[Dataset entries]
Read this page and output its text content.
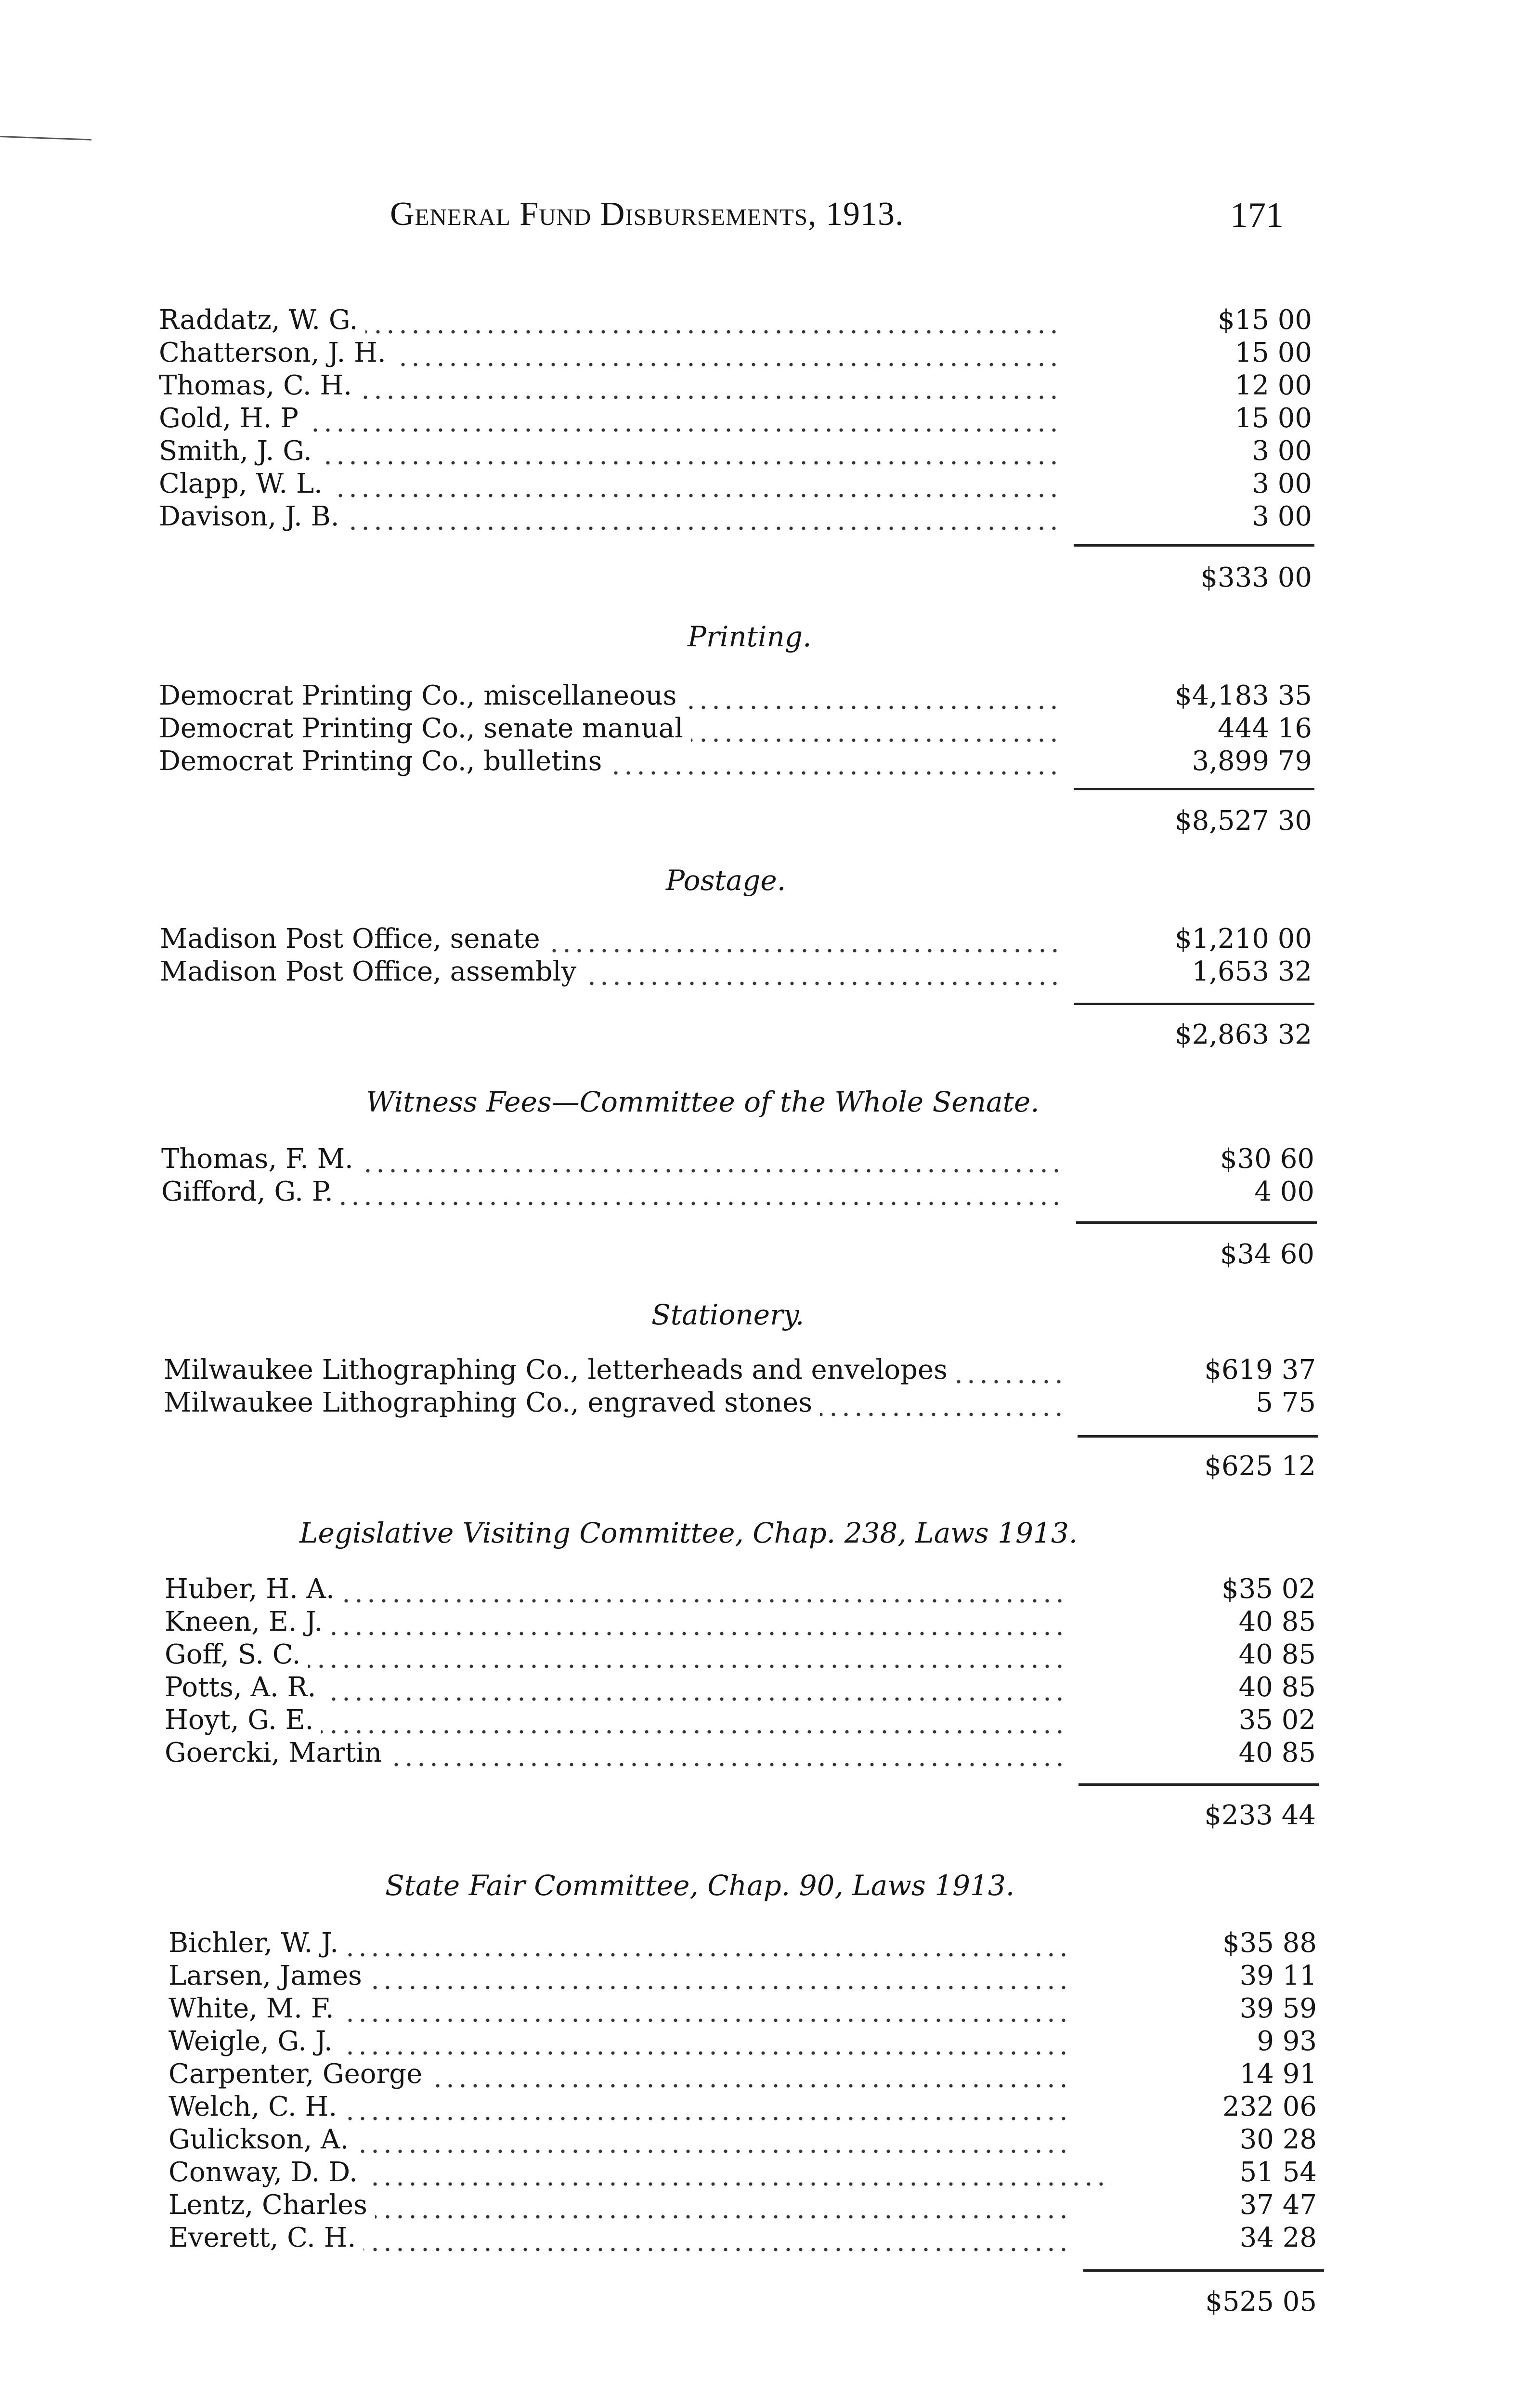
General Fund Disbursements, 1913.	171
Raddatz, W. G.	$15 00
Chatterson, J. H.	15 00
Thomas, C. H.	12 00
Gold, H. P	15 00
Smith, J. G.	3 00
Clapp, W. L.	3 00
Davison, J. B.	3 00
$333 00
Printing.
Democrat Printing Co., miscellaneous	$4,183 35
Democrat Printing Co., senate manual	444 16
Democrat Printing Co., bulletins	3,899 79
$8,527 30
Postage.
Madison Post Office, senate	$1,210 00
Madison Post Office, assembly	1,653 32
$2,863 32
Witness Fees—Committee of the Whole Senate.
Thomas, F. M.	$30 60
Gifford, G. P.	4 00
$34 60
Stationery.
Milwaukee Lithographing Co., letterheads and envelopes	$619 37
Milwaukee Lithographing Co., engraved stones	5 75
$625 12
Legislative Visiting Committee, Chap. 238, Laws 1913.
Huber, H. A.	$35 02
Kneen, E. J.	40 85
Goff, S. C.	40 85
Potts, A. R.	40 85
Hoyt, G. E.	35 02
Goercki, Martin	40 85
$233 44
State Fair Committee, Chap. 90, Laws 1913.
Bichler, W. J.	$35 88
Larsen, James	39 11
White, M. F.	39 59
Weigle, G. J.	9 93
Carpenter, George	14 91
Welch, C. H.	232 06
Gulickson, A.	30 28
Conway, D. D.	51 54
Lentz, Charles	37 47
Everett, C. H.	34 28
$525 05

* **Instruction**: Copy every line of the entries above in which "Laws" occurs.

* **Expected answer**:
Legislative Visiting Committee, Chap. 238, Laws 1913.
State Fair Committee, Chap. 90, Laws 1913.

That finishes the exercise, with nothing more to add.